Source records:
-------

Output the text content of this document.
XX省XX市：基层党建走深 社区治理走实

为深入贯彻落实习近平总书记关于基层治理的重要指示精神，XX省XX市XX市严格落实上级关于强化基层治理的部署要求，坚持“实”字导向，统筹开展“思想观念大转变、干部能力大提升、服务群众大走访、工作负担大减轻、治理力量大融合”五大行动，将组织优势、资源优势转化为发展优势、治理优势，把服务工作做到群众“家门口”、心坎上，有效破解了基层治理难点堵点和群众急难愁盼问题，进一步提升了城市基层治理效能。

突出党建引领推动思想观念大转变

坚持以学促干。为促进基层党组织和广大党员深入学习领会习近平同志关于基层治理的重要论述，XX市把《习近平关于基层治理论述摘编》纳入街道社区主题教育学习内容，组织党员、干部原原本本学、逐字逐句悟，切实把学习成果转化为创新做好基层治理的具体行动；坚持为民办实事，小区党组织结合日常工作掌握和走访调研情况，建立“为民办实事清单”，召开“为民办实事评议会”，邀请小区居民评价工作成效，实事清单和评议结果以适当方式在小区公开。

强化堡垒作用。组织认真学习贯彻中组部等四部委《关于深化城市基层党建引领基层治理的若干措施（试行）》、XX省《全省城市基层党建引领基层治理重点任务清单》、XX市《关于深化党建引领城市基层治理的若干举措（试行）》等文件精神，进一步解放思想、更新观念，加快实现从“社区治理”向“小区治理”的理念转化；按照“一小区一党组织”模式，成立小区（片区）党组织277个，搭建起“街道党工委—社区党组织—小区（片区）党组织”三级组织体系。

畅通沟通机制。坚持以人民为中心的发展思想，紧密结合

-------

▶ Description of the task:
Every line above should be retyped exactly as given.

▶ The completed task:
Output the text content of this document.
XX省XX市：基层党建走深 社区治理走实

为深入贯彻落实习近平总书记关于基层治理的重要指示精神，XX省XX市XX市严格落实上级关于强化基层治理的部署要求，坚持“实”字导向，统筹开展“思想观念大转变、干部能力大提升、服务群众大走访、工作负担大减轻、治理力量大融合”五大行动，将组织优势、资源优势转化为发展优势、治理优势，把服务工作做到群众“家门口”、心坎上，有效破解了基层治理难点堵点和群众急难愁盼问题，进一步提升了城市基层治理效能。

突出党建引领推动思想观念大转变

坚持以学促干。为促进基层党组织和广大党员深入学习领会习近平同志关于基层治理的重要论述，XX市把《习近平关于基层治理论述摘编》纳入街道社区主题教育学习内容，组织党员、干部原原本本学、逐字逐句悟，切实把学习成果转化为创新做好基层治理的具体行动；坚持为民办实事，小区党组织结合日常工作掌握和走访调研情况，建立“为民办实事清单”，召开“为民办实事评议会”，邀请小区居民评价工作成效，实事清单和评议结果以适当方式在小区公开。

强化堡垒作用。组织认真学习贯彻中组部等四部委《关于深化城市基层党建引领基层治理的若干措施（试行）》、XX省《全省城市基层党建引领基层治理重点任务清单》、XX市《关于深化党建引领城市基层治理的若干举措（试行）》等文件精神，进一步解放思想、更新观念，加快实现从“社区治理”向“小区治理”的理念转化；按照“一小区一党组织”模式，成立小区（片区）党组织277个，搭建起“街道党工委—社区党组织—小区（片区）党组织”三级组织体系。

畅通沟通机制。坚持以人民为中心的发展思想，紧密结合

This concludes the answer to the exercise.